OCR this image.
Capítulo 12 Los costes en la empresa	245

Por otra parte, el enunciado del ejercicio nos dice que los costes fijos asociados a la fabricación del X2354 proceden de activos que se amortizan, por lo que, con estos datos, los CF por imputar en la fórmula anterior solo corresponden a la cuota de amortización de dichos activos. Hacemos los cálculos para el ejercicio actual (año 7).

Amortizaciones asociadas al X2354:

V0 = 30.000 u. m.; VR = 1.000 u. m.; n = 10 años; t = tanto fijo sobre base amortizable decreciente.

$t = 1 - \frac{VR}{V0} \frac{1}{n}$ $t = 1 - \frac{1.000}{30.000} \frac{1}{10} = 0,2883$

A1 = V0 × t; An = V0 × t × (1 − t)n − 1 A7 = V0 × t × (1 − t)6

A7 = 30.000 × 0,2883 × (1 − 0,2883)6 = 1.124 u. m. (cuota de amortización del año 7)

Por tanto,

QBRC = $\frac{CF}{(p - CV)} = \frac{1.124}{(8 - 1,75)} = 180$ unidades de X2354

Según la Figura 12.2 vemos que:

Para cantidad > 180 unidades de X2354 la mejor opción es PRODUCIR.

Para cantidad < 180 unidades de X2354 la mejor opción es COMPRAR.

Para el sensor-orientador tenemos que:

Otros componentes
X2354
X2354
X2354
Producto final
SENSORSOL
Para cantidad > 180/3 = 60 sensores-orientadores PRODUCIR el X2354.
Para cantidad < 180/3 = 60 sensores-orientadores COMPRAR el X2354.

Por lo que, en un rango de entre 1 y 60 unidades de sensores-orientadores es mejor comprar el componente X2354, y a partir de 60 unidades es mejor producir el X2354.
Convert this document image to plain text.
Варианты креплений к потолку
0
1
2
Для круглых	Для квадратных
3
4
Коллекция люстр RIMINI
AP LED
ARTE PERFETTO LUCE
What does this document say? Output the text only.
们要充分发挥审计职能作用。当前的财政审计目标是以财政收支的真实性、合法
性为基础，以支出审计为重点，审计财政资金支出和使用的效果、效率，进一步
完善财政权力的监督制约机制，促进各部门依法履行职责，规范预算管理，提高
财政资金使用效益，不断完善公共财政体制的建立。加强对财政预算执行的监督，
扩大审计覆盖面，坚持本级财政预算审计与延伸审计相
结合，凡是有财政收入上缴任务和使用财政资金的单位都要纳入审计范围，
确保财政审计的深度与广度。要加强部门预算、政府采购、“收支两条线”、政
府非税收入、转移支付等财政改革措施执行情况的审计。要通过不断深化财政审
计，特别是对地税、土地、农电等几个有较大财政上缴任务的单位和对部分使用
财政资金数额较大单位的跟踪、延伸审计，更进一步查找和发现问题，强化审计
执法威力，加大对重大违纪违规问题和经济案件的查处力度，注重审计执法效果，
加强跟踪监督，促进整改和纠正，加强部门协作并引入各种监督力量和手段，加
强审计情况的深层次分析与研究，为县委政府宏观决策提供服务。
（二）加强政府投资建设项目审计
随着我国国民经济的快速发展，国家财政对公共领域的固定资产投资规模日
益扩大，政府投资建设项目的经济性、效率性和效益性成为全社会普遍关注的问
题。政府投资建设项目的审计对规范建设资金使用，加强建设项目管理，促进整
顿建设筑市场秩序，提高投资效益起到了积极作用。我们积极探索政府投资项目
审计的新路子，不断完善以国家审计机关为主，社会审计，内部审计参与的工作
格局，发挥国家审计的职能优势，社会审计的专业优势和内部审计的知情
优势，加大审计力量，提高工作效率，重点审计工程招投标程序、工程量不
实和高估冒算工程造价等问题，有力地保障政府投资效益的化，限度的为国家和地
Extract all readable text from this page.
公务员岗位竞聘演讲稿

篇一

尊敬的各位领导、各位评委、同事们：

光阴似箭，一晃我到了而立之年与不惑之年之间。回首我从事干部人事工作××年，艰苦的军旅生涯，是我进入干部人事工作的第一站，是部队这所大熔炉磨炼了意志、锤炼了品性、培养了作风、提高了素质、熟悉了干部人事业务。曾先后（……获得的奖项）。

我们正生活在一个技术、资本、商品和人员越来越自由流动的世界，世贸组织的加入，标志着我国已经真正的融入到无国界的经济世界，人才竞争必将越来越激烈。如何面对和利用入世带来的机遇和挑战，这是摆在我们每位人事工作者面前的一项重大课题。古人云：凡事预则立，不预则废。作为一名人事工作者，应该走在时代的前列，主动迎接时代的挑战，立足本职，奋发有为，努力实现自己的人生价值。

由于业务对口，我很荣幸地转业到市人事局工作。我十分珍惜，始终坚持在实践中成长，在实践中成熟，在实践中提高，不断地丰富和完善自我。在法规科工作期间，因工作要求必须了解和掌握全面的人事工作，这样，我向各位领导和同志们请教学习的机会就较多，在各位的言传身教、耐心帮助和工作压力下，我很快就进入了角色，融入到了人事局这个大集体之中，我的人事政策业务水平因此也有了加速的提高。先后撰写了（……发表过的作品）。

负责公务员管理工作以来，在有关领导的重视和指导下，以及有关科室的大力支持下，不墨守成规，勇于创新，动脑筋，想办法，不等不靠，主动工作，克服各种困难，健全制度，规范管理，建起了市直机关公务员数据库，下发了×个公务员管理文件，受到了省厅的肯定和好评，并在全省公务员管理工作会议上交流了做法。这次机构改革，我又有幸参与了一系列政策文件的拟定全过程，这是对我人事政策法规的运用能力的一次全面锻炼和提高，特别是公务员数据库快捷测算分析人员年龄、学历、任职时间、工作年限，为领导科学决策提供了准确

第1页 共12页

◇ ◇ ◇

● **Instructions for the task**: Every line of the records that includes the word "orientadores" should be gathered.

● **Solution for this problem**:
Para cantidad > 180/3 = 60 sensores-orientadores PRODUCIR el X2354.
Para cantidad < 180/3 = 60 sensores-orientadores COMPRAR el X2354.
Por lo que, en un rango de entre 1 y 60 unidades de sensores-orientadores es mejor comprar el componente X2354, y a partir de 60 unidades es mejor producir el X2354.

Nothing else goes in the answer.